Objective: Each entry below is to be printed verbatim.

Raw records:
▬▬▬▬▬▬▬▬▬▬

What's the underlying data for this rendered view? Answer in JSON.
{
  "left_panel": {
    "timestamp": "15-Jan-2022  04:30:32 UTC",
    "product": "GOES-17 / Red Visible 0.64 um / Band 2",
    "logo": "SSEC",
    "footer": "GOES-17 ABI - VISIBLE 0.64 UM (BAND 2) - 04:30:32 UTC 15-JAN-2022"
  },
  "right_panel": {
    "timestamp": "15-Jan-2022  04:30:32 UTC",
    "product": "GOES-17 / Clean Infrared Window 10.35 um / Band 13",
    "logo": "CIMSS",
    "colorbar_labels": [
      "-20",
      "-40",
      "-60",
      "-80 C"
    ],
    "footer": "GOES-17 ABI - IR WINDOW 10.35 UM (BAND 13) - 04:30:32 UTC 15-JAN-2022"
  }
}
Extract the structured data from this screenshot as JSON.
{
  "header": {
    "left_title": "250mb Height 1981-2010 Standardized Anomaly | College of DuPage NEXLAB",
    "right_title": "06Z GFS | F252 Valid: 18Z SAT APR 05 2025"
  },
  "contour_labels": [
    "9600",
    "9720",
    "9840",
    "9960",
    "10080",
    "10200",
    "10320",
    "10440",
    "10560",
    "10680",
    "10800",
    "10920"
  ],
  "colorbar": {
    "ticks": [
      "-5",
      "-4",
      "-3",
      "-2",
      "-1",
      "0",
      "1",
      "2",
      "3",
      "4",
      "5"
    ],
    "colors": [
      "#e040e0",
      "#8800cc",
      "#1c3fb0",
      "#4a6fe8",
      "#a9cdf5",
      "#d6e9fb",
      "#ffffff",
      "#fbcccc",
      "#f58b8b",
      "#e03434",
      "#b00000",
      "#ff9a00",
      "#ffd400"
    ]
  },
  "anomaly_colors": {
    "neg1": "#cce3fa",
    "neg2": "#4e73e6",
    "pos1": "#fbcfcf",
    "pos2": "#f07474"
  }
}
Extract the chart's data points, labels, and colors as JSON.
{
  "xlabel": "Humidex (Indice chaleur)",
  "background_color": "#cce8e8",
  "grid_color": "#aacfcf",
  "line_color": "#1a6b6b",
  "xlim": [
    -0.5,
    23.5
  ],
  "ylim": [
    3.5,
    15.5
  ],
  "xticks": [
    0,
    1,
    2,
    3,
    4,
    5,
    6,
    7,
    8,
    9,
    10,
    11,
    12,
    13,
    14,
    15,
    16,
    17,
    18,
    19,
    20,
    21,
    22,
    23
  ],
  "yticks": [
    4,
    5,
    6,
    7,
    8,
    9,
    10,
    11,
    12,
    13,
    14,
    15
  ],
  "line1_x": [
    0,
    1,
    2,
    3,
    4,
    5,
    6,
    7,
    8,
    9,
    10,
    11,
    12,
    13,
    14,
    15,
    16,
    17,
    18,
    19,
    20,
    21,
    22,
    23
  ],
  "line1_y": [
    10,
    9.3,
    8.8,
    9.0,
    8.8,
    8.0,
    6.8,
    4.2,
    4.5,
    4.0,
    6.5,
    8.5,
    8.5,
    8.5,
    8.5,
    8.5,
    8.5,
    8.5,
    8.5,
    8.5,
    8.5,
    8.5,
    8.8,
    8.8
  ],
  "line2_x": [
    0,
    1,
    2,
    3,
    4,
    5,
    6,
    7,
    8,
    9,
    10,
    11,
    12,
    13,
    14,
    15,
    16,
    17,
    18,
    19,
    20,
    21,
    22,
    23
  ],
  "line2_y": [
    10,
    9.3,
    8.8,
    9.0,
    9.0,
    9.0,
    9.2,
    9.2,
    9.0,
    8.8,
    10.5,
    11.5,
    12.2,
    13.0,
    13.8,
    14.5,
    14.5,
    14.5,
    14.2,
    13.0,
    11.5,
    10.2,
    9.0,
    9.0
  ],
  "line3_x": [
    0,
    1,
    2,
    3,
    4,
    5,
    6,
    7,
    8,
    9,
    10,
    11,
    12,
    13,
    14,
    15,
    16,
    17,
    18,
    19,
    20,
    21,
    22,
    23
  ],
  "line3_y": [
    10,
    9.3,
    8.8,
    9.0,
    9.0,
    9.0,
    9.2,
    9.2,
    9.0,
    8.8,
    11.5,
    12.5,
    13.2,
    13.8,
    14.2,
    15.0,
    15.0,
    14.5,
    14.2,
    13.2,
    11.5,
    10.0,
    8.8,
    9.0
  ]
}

▬▬▬▬▬▬▬▬▬▬

Written solution:
What's the underlying data for this rendered view? Answer in JSON.
{
  "left_panel": {
    "timestamp": "15-Jan-2022  04:30:32 UTC",
    "product": "GOES-17 / Red Visible 0.64 um / Band 2",
    "logo": "SSEC",
    "footer": "GOES-17 ABI - VISIBLE 0.64 UM (BAND 2) - 04:30:32 UTC 15-JAN-2022"
  },
  "right_panel": {
    "timestamp": "15-Jan-2022  04:30:32 UTC",
    "product": "GOES-17 / Clean Infrared Window 10.35 um / Band 13",
    "logo": "CIMSS",
    "colorbar_labels": [
      "-20",
      "-40",
      "-60",
      "-80 C"
    ],
    "footer": "GOES-17 ABI - IR WINDOW 10.35 UM (BAND 13) - 04:30:32 UTC 15-JAN-2022"
  }
}
Extract the structured data from this screenshot as JSON.
{
  "header": {
    "left_title": "250mb Height 1981-2010 Standardized Anomaly | College of DuPage NEXLAB",
    "right_title": "06Z GFS | F252 Valid: 18Z SAT APR 05 2025"
  },
  "contour_labels": [
    "9600",
    "9720",
    "9840",
    "9960",
    "10080",
    "10200",
    "10320",
    "10440",
    "10560",
    "10680",
    "10800",
    "10920"
  ],
  "colorbar": {
    "ticks": [
      "-5",
      "-4",
      "-3",
      "-2",
      "-1",
      "0",
      "1",
      "2",
      "3",
      "4",
      "5"
    ],
    "colors": [
      "#e040e0",
      "#8800cc",
      "#1c3fb0",
      "#4a6fe8",
      "#a9cdf5",
      "#d6e9fb",
      "#ffffff",
      "#fbcccc",
      "#f58b8b",
      "#e03434",
      "#b00000",
      "#ff9a00",
      "#ffd400"
    ]
  },
  "anomaly_colors": {
    "neg1": "#cce3fa",
    "neg2": "#4e73e6",
    "pos1": "#fbcfcf",
    "pos2": "#f07474"
  }
}
Extract the chart's data points, labels, and colors as JSON.
{
  "xlabel": "Humidex (Indice chaleur)",
  "background_color": "#cce8e8",
  "grid_color": "#aacfcf",
  "line_color": "#1a6b6b",
  "xlim": [
    -0.5,
    23.5
  ],
  "ylim": [
    3.5,
    15.5
  ],
  "xticks": [
    0,
    1,
    2,
    3,
    4,
    5,
    6,
    7,
    8,
    9,
    10,
    11,
    12,
    13,
    14,
    15,
    16,
    17,
    18,
    19,
    20,
    21,
    22,
    23
  ],
  "yticks": [
    4,
    5,
    6,
    7,
    8,
    9,
    10,
    11,
    12,
    13,
    14,
    15
  ],
  "line1_x": [
    0,
    1,
    2,
    3,
    4,
    5,
    6,
    7,
    8,
    9,
    10,
    11,
    12,
    13,
    14,
    15,
    16,
    17,
    18,
    19,
    20,
    21,
    22,
    23
  ],
  "line1_y": [
    10,
    9.3,
    8.8,
    9.0,
    8.8,
    8.0,
    6.8,
    4.2,
    4.5,
    4.0,
    6.5,
    8.5,
    8.5,
    8.5,
    8.5,
    8.5,
    8.5,
    8.5,
    8.5,
    8.5,
    8.5,
    8.5,
    8.8,
    8.8
  ],
  "line2_x": [
    0,
    1,
    2,
    3,
    4,
    5,
    6,
    7,
    8,
    9,
    10,
    11,
    12,
    13,
    14,
    15,
    16,
    17,
    18,
    19,
    20,
    21,
    22,
    23
  ],
  "line2_y": [
    10,
    9.3,
    8.8,
    9.0,
    9.0,
    9.0,
    9.2,
    9.2,
    9.0,
    8.8,
    10.5,
    11.5,
    12.2,
    13.0,
    13.8,
    14.5,
    14.5,
    14.5,
    14.2,
    13.0,
    11.5,
    10.2,
    9.0,
    9.0
  ],
  "line3_x": [
    0,
    1,
    2,
    3,
    4,
    5,
    6,
    7,
    8,
    9,
    10,
    11,
    12,
    13,
    14,
    15,
    16,
    17,
    18,
    19,
    20,
    21,
    22,
    23
  ],
  "line3_y": [
    10,
    9.3,
    8.8,
    9.0,
    9.0,
    9.0,
    9.2,
    9.2,
    9.0,
    8.8,
    11.5,
    12.5,
    13.2,
    13.8,
    14.2,
    15.0,
    15.0,
    14.5,
    14.2,
    13.2,
    11.5,
    10.0,
    8.8,
    9.0
  ]
}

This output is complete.